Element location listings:
* * * * *
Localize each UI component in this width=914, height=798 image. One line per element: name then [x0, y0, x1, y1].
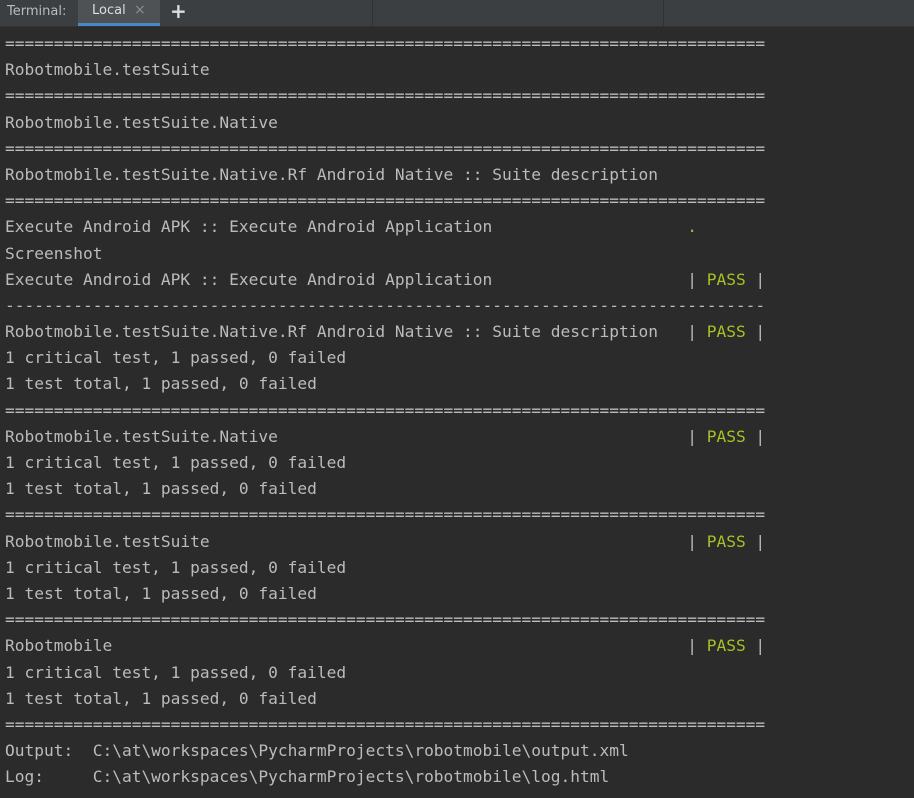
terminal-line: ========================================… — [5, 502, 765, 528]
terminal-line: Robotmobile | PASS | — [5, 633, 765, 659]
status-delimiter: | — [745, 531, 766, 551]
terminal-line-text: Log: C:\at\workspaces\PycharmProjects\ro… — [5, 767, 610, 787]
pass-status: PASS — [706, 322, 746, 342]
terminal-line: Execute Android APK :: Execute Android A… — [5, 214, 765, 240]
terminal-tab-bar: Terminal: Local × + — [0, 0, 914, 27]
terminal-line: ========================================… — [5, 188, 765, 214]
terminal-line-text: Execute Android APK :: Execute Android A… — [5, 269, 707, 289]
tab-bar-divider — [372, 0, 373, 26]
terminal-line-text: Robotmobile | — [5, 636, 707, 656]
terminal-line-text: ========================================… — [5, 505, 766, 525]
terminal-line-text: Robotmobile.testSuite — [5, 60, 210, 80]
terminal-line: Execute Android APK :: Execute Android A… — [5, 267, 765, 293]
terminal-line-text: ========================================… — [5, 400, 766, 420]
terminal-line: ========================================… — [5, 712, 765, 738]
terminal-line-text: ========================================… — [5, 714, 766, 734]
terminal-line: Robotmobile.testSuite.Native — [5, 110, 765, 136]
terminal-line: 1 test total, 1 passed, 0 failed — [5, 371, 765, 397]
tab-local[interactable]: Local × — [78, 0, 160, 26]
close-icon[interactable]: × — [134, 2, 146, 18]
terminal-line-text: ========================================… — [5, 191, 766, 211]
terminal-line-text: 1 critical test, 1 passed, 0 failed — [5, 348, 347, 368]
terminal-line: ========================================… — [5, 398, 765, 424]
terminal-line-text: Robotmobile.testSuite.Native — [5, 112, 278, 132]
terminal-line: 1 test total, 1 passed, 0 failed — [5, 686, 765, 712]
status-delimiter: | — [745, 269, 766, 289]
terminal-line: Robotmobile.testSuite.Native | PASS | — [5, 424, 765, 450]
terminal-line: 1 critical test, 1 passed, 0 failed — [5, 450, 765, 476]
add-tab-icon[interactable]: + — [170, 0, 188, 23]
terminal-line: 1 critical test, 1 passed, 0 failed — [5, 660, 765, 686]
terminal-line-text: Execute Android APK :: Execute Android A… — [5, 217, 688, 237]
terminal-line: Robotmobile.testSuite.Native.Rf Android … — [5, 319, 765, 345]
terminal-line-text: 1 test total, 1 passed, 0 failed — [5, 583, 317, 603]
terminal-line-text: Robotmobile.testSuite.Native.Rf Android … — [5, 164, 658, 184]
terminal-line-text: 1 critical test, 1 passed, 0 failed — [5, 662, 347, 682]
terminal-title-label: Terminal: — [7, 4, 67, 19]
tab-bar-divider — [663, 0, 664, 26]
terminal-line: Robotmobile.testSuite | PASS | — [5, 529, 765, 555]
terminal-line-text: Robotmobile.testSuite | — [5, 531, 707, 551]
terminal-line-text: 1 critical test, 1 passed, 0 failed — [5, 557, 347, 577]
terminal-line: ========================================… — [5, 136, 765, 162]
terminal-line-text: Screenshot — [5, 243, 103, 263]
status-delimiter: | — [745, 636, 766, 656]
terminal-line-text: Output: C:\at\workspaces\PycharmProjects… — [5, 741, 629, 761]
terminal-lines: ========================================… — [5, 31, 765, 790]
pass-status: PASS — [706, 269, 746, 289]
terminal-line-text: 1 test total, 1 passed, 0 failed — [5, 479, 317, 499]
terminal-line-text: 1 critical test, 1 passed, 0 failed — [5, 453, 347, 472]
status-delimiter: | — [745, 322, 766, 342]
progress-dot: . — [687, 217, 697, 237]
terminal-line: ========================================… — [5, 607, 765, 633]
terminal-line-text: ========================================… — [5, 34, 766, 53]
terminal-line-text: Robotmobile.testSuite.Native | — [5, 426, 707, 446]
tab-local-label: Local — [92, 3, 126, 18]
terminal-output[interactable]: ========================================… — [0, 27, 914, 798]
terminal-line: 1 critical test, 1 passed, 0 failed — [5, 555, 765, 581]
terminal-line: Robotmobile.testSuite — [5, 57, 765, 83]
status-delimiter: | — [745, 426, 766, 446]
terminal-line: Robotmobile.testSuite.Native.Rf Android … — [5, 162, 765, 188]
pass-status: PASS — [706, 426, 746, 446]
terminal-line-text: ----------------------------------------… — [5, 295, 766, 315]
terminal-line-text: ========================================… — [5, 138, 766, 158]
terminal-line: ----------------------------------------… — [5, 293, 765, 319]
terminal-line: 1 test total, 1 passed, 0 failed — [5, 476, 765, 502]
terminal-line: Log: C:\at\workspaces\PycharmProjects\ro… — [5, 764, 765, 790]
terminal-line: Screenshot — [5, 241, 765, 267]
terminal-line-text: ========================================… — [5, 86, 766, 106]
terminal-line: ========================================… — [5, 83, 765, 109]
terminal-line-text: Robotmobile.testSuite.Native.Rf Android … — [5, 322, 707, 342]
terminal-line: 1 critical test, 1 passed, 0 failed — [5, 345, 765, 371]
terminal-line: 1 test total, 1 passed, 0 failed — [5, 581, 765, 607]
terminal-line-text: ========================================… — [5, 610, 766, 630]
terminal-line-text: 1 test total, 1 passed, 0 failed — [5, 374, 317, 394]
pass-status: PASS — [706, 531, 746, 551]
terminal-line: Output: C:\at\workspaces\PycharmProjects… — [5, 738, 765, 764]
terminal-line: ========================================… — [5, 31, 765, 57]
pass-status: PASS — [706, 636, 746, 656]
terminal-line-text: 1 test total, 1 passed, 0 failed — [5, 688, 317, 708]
* * * * *
Reproduce every line of the entries above word for word, omitting the pictures.

* _Correct response_:
Localize each UI component in this width=914, height=798 image. One line per element: name then [x0, y0, x1, y1].
terminal-line: ========================================… — [5, 502, 765, 528]
terminal-line: Robotmobile | PASS | — [5, 633, 765, 659]
status-delimiter: | — [745, 531, 766, 551]
terminal-line-text: Log: C:\at\workspaces\PycharmProjects\ro… — [5, 767, 610, 787]
pass-status: PASS — [706, 322, 746, 342]
terminal-line: Execute Android APK :: Execute Android A… — [5, 214, 765, 240]
terminal-tab-bar: Terminal: Local × + — [0, 0, 914, 27]
terminal-line: ========================================… — [5, 188, 765, 214]
terminal-line-text: Execute Android APK :: Execute Android A… — [5, 269, 707, 289]
tab-bar-divider — [372, 0, 373, 26]
terminal-line-text: Robotmobile | — [5, 636, 707, 656]
terminal-line-text: ========================================… — [5, 505, 766, 525]
terminal-line-text: Robotmobile.testSuite — [5, 60, 210, 80]
terminal-line: Execute Android APK :: Execute Android A… — [5, 267, 765, 293]
terminal-line-text: ========================================… — [5, 400, 766, 420]
terminal-line: ========================================… — [5, 712, 765, 738]
terminal-line-text: ========================================… — [5, 714, 766, 734]
terminal-line: Robotmobile.testSuite.Native — [5, 110, 765, 136]
terminal-line: 1 test total, 1 passed, 0 failed — [5, 371, 765, 397]
tab-local[interactable]: Local × — [78, 0, 160, 26]
close-icon[interactable]: × — [134, 2, 146, 18]
terminal-line-text: ========================================… — [5, 191, 766, 211]
terminal-line-text: 1 critical test, 1 passed, 0 failed — [5, 348, 347, 368]
terminal-line: ========================================… — [5, 398, 765, 424]
terminal-line-text: Robotmobile.testSuite.Native — [5, 112, 278, 132]
terminal-line: 1 test total, 1 passed, 0 failed — [5, 686, 765, 712]
status-delimiter: | — [745, 269, 766, 289]
terminal-line: Robotmobile.testSuite.Native | PASS | — [5, 424, 765, 450]
terminal-line: 1 critical test, 1 passed, 0 failed — [5, 450, 765, 476]
add-tab-icon[interactable]: + — [170, 0, 188, 23]
terminal-line: 1 critical test, 1 passed, 0 failed — [5, 660, 765, 686]
terminal-line-text: Execute Android APK :: Execute Android A… — [5, 217, 688, 237]
terminal-line: Robotmobile.testSuite.Native.Rf Android … — [5, 319, 765, 345]
terminal-line-text: 1 test total, 1 passed, 0 failed — [5, 583, 317, 603]
terminal-line-text: Robotmobile.testSuite.Native.Rf Android … — [5, 164, 658, 184]
terminal-line-text: 1 critical test, 1 passed, 0 failed — [5, 662, 347, 682]
terminal-title-label: Terminal: — [7, 4, 67, 19]
tab-bar-divider — [663, 0, 664, 26]
terminal-line: Robotmobile.testSuite | PASS | — [5, 529, 765, 555]
terminal-line-text: Robotmobile.testSuite | — [5, 531, 707, 551]
terminal-line-text: 1 critical test, 1 passed, 0 failed — [5, 557, 347, 577]
terminal-line: ========================================… — [5, 136, 765, 162]
terminal-line-text: Screenshot — [5, 243, 103, 263]
status-delimiter: | — [745, 636, 766, 656]
terminal-line-text: Output: C:\at\workspaces\PycharmProjects… — [5, 741, 629, 761]
terminal-lines: ========================================… — [5, 31, 765, 790]
pass-status: PASS — [706, 269, 746, 289]
terminal-line-text: 1 test total, 1 passed, 0 failed — [5, 479, 317, 499]
terminal-line-text: 1 critical test, 1 passed, 0 failed — [5, 453, 347, 472]
status-delimiter: | — [745, 322, 766, 342]
progress-dot: . — [687, 217, 697, 237]
terminal-line: ========================================… — [5, 607, 765, 633]
terminal-line-text: ========================================… — [5, 34, 766, 53]
terminal-line-text: Robotmobile.testSuite.Native | — [5, 426, 707, 446]
tab-local-label: Local — [92, 3, 126, 18]
terminal-output[interactable]: ========================================… — [0, 27, 914, 798]
terminal-line: 1 critical test, 1 passed, 0 failed — [5, 555, 765, 581]
terminal-line: Robotmobile.testSuite — [5, 57, 765, 83]
status-delimiter: | — [745, 426, 766, 446]
terminal-line: Robotmobile.testSuite.Native.Rf Android … — [5, 162, 765, 188]
pass-status: PASS — [706, 426, 746, 446]
terminal-line-text: ----------------------------------------… — [5, 295, 766, 315]
terminal-line-text: ========================================… — [5, 138, 766, 158]
terminal-line: ----------------------------------------… — [5, 293, 765, 319]
terminal-line: 1 test total, 1 passed, 0 failed — [5, 476, 765, 502]
terminal-line: Log: C:\at\workspaces\PycharmProjects\ro… — [5, 764, 765, 790]
terminal-line: Screenshot — [5, 241, 765, 267]
terminal-line-text: ========================================… — [5, 86, 766, 106]
terminal-line: ========================================… — [5, 83, 765, 109]
terminal-line-text: Robotmobile.testSuite.Native.Rf Android … — [5, 322, 707, 342]
terminal-line: 1 critical test, 1 passed, 0 failed — [5, 345, 765, 371]
terminal-line: 1 test total, 1 passed, 0 failed — [5, 581, 765, 607]
terminal-line-text: ========================================… — [5, 610, 766, 630]
terminal-line-text: 1 test total, 1 passed, 0 failed — [5, 374, 317, 394]
pass-status: PASS — [706, 531, 746, 551]
terminal-line: Output: C:\at\workspaces\PycharmProjects… — [5, 738, 765, 764]
terminal-line: ========================================… — [5, 31, 765, 57]
pass-status: PASS — [706, 636, 746, 656]
terminal-line-text: 1 test total, 1 passed, 0 failed — [5, 688, 317, 708]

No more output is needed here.